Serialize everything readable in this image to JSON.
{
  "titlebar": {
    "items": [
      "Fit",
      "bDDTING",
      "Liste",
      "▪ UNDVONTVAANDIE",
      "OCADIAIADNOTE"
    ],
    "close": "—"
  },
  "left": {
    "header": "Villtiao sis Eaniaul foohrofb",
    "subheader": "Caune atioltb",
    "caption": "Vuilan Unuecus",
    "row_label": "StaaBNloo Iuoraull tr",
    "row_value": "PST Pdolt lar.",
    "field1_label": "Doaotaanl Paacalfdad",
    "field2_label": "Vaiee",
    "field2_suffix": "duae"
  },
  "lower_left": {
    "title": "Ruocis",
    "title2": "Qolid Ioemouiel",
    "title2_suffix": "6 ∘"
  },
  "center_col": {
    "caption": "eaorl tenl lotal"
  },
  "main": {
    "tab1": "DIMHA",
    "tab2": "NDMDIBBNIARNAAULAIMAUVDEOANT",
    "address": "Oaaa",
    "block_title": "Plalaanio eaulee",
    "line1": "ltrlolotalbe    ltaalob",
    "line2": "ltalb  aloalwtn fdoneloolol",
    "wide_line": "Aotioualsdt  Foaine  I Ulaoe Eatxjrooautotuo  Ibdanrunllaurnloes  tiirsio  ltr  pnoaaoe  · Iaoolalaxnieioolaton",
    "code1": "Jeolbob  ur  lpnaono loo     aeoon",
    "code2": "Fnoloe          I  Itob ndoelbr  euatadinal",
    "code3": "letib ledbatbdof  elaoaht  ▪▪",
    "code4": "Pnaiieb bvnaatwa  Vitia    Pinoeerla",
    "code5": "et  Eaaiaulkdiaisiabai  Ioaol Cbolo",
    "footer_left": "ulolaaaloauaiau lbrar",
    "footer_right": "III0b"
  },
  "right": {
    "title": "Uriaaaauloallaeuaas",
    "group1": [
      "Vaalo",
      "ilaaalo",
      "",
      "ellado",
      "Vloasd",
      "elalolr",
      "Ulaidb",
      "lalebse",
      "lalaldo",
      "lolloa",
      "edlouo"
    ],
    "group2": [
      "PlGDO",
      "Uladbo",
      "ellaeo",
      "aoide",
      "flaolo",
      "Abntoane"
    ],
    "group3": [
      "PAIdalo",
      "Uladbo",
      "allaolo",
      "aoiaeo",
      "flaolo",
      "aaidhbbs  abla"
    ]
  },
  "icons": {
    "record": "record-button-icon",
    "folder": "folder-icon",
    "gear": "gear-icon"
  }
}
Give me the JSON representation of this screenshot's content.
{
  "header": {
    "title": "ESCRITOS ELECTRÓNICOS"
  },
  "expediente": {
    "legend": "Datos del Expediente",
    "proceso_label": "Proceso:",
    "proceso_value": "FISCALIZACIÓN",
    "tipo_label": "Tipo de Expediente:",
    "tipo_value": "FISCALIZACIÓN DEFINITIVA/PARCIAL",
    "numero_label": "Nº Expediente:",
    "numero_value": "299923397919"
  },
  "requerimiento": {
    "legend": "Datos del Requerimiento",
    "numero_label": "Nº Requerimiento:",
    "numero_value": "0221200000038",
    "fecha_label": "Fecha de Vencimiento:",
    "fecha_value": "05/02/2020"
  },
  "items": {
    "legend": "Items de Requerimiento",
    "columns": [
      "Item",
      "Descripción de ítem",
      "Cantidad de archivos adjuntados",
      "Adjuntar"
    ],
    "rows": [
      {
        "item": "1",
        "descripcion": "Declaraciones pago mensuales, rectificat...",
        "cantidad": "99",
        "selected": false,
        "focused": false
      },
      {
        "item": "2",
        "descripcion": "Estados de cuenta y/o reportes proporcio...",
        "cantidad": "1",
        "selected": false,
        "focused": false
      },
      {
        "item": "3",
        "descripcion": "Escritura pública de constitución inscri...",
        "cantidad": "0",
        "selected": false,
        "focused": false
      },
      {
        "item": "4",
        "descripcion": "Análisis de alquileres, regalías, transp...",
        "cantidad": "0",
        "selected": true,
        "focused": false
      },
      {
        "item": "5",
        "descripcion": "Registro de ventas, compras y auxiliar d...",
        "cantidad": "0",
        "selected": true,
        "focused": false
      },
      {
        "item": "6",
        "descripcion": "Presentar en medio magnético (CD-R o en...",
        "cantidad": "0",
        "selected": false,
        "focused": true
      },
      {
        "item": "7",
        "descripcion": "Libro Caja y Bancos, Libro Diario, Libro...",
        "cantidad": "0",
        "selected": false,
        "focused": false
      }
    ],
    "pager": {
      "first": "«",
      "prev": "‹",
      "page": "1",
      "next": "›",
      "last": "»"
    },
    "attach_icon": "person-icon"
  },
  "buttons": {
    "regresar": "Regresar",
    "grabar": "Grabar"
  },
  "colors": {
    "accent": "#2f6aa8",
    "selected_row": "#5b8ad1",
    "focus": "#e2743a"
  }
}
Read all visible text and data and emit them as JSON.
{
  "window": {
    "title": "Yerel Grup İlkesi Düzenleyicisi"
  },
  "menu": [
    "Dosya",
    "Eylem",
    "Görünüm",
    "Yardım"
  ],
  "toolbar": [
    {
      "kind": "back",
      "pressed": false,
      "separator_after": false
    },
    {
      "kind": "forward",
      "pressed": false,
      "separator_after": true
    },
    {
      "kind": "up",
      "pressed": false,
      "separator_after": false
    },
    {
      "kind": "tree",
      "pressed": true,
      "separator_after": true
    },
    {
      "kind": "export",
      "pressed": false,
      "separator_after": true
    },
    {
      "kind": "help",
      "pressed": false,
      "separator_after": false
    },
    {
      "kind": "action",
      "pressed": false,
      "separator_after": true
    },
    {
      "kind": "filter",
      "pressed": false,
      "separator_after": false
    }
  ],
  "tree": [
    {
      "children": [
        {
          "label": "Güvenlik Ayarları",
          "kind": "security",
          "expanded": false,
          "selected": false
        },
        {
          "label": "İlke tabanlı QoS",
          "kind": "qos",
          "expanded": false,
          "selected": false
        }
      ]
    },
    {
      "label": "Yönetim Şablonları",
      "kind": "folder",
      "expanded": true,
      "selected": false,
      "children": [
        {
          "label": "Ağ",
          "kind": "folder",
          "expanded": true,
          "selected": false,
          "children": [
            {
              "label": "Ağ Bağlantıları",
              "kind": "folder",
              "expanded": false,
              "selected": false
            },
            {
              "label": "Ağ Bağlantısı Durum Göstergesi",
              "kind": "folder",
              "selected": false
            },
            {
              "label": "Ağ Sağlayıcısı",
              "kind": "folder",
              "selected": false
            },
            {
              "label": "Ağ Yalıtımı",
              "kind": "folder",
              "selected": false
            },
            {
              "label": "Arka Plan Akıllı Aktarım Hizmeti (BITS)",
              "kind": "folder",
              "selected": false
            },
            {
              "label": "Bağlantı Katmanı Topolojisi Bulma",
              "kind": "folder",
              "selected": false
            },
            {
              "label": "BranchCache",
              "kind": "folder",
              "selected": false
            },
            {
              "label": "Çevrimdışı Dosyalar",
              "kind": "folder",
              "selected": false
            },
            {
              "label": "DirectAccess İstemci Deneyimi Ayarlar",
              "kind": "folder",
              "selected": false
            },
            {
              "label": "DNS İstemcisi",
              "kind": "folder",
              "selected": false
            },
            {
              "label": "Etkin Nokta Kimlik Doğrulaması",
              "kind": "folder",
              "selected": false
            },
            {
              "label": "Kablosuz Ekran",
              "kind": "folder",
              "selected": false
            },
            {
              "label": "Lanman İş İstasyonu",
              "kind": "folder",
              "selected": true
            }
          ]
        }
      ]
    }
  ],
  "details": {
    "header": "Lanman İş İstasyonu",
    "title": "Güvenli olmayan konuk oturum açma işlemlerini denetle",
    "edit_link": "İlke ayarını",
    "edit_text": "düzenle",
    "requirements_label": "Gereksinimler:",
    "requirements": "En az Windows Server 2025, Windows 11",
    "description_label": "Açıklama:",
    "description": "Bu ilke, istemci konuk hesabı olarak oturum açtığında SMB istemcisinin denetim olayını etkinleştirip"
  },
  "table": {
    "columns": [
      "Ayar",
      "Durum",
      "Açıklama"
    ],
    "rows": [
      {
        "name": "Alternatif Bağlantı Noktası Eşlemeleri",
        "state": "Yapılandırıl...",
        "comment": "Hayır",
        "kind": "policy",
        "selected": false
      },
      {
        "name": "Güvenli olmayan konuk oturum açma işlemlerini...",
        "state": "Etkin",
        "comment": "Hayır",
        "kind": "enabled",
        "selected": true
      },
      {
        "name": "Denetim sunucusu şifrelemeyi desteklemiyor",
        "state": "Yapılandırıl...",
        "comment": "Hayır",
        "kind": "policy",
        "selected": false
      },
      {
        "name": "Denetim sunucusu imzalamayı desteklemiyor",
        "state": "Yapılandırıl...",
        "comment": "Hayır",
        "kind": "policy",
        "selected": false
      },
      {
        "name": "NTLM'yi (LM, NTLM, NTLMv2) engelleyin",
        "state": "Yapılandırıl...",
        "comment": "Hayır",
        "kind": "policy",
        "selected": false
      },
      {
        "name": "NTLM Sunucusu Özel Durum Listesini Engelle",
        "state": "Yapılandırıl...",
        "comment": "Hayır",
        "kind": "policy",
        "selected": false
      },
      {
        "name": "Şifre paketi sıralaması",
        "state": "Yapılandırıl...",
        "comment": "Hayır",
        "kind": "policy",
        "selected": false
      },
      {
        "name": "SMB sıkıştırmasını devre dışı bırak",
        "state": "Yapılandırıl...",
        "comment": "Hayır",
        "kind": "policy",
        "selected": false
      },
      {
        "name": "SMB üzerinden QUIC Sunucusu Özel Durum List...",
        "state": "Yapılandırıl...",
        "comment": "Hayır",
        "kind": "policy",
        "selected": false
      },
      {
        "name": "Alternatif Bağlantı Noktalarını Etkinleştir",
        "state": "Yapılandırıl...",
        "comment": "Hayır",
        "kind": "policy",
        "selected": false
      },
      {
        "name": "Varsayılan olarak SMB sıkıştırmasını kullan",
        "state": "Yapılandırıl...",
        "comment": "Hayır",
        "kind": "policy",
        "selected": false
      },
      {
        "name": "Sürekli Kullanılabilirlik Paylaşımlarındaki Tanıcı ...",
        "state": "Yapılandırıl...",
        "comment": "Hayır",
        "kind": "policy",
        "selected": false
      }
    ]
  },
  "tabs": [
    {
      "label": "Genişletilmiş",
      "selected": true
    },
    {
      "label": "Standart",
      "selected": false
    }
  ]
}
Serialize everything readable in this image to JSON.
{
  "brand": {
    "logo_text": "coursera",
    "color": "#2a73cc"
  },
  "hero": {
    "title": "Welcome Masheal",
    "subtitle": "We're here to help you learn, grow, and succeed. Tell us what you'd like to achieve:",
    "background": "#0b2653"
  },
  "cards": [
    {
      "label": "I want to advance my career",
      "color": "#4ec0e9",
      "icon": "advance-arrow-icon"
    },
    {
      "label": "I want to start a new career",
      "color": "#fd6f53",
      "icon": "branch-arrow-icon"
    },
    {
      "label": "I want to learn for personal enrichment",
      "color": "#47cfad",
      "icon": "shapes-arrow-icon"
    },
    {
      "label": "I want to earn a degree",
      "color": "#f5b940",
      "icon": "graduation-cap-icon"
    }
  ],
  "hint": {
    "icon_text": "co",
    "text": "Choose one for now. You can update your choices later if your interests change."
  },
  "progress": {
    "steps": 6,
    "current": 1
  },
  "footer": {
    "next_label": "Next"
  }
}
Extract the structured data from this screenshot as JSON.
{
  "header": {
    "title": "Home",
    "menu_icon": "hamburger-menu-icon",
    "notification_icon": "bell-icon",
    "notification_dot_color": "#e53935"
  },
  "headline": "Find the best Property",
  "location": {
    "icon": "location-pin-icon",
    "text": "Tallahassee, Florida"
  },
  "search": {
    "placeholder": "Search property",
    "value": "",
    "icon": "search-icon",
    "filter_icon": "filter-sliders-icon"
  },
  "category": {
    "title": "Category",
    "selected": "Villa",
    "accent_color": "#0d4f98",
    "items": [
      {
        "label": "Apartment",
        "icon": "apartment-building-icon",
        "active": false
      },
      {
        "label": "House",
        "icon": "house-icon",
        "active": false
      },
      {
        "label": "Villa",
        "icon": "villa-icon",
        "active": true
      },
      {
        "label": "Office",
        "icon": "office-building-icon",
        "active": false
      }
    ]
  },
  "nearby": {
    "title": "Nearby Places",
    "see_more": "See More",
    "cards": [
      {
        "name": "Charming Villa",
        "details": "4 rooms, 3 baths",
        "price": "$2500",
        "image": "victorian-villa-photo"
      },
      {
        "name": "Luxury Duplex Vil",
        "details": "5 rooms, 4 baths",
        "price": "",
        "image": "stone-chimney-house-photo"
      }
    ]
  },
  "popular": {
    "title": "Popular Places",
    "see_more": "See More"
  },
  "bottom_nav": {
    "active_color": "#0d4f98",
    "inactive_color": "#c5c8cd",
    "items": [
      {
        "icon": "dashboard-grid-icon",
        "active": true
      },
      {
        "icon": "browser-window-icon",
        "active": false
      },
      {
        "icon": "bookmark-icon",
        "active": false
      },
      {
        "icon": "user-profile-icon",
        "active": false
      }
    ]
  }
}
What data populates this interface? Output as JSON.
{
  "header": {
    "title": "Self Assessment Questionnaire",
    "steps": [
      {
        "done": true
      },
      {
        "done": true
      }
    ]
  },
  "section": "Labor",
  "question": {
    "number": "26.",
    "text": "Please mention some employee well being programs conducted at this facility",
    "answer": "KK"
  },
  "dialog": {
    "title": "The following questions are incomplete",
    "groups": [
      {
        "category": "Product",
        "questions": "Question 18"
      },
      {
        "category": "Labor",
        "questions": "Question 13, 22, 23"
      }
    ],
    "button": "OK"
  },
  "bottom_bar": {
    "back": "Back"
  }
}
▬▬▬
The exercise = Read through the lines above and collect those that contain the string "career".

Problem solution =
      "label": "I want to advance my career",
      "label": "I want to start a new career",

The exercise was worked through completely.